* **Work to do**
Omit any picture, and return the remaining data exactly as written.

(Records about charts and figures)
- - - - - - -
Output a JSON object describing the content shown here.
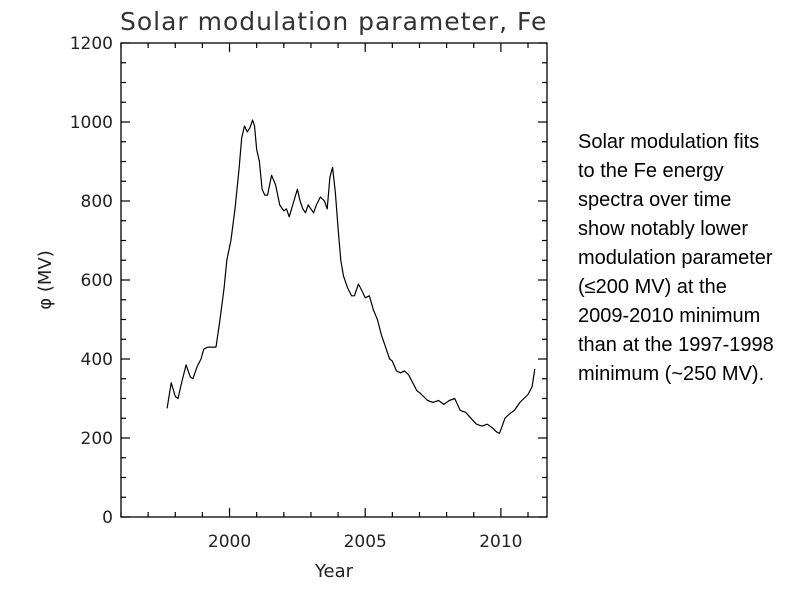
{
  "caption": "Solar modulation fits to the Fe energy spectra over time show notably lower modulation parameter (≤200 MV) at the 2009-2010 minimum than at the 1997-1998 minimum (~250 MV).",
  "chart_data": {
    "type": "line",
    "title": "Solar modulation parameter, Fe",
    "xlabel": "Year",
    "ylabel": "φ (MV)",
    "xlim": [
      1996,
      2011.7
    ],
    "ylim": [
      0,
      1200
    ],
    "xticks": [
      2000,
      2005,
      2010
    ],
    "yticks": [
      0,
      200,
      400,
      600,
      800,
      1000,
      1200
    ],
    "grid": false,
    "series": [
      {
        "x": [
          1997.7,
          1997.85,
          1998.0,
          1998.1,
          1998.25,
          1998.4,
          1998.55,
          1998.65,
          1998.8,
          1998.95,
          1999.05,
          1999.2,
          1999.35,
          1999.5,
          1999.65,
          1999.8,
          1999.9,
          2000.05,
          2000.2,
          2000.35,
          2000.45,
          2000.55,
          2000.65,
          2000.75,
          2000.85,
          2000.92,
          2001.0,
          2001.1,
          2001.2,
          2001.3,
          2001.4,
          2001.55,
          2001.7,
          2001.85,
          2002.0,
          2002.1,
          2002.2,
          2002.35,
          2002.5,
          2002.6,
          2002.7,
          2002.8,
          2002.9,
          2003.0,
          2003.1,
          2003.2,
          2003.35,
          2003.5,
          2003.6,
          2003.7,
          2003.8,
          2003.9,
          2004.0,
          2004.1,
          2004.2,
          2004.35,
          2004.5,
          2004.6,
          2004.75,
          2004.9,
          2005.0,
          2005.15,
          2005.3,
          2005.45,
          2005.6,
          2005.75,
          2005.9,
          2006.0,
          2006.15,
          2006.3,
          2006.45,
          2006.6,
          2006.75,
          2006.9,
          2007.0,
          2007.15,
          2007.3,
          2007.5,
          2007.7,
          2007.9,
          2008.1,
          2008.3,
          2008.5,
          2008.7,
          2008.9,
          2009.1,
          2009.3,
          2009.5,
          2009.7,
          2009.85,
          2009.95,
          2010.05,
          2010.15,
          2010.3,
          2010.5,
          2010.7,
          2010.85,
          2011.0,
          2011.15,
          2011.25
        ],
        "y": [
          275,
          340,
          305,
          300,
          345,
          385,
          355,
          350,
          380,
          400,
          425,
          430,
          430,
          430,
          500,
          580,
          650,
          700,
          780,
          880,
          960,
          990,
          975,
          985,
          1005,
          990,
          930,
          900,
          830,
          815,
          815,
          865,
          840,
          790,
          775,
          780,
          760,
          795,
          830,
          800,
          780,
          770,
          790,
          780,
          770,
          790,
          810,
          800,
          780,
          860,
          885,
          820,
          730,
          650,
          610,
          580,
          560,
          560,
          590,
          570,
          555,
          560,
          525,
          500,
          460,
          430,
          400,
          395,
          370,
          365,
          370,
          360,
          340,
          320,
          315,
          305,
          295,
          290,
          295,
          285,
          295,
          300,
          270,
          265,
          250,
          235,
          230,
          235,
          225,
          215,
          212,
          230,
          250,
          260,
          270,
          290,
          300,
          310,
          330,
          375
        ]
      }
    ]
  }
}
- - - - - - -
* **Expected answer**
Output a JSON object describing the content shown here.
{
  "caption": "Solar modulation fits to the Fe energy spectra over time show notably lower modulation parameter (≤200 MV) at the 2009-2010 minimum than at the 1997-1998 minimum (~250 MV).",
  "chart_data": {
    "type": "line",
    "title": "Solar modulation parameter, Fe",
    "xlabel": "Year",
    "ylabel": "φ (MV)",
    "xlim": [
      1996,
      2011.7
    ],
    "ylim": [
      0,
      1200
    ],
    "xticks": [
      2000,
      2005,
      2010
    ],
    "yticks": [
      0,
      200,
      400,
      600,
      800,
      1000,
      1200
    ],
    "grid": false,
    "series": [
      {
        "x": [
          1997.7,
          1997.85,
          1998.0,
          1998.1,
          1998.25,
          1998.4,
          1998.55,
          1998.65,
          1998.8,
          1998.95,
          1999.05,
          1999.2,
          1999.35,
          1999.5,
          1999.65,
          1999.8,
          1999.9,
          2000.05,
          2000.2,
          2000.35,
          2000.45,
          2000.55,
          2000.65,
          2000.75,
          2000.85,
          2000.92,
          2001.0,
          2001.1,
          2001.2,
          2001.3,
          2001.4,
          2001.55,
          2001.7,
          2001.85,
          2002.0,
          2002.1,
          2002.2,
          2002.35,
          2002.5,
          2002.6,
          2002.7,
          2002.8,
          2002.9,
          2003.0,
          2003.1,
          2003.2,
          2003.35,
          2003.5,
          2003.6,
          2003.7,
          2003.8,
          2003.9,
          2004.0,
          2004.1,
          2004.2,
          2004.35,
          2004.5,
          2004.6,
          2004.75,
          2004.9,
          2005.0,
          2005.15,
          2005.3,
          2005.45,
          2005.6,
          2005.75,
          2005.9,
          2006.0,
          2006.15,
          2006.3,
          2006.45,
          2006.6,
          2006.75,
          2006.9,
          2007.0,
          2007.15,
          2007.3,
          2007.5,
          2007.7,
          2007.9,
          2008.1,
          2008.3,
          2008.5,
          2008.7,
          2008.9,
          2009.1,
          2009.3,
          2009.5,
          2009.7,
          2009.85,
          2009.95,
          2010.05,
          2010.15,
          2010.3,
          2010.5,
          2010.7,
          2010.85,
          2011.0,
          2011.15,
          2011.25
        ],
        "y": [
          275,
          340,
          305,
          300,
          345,
          385,
          355,
          350,
          380,
          400,
          425,
          430,
          430,
          430,
          500,
          580,
          650,
          700,
          780,
          880,
          960,
          990,
          975,
          985,
          1005,
          990,
          930,
          900,
          830,
          815,
          815,
          865,
          840,
          790,
          775,
          780,
          760,
          795,
          830,
          800,
          780,
          770,
          790,
          780,
          770,
          790,
          810,
          800,
          780,
          860,
          885,
          820,
          730,
          650,
          610,
          580,
          560,
          560,
          590,
          570,
          555,
          560,
          525,
          500,
          460,
          430,
          400,
          395,
          370,
          365,
          370,
          360,
          340,
          320,
          315,
          305,
          295,
          290,
          295,
          285,
          295,
          300,
          270,
          265,
          250,
          235,
          230,
          235,
          225,
          215,
          212,
          230,
          250,
          260,
          270,
          290,
          300,
          310,
          330,
          375
        ]
      }
    ]
  }
}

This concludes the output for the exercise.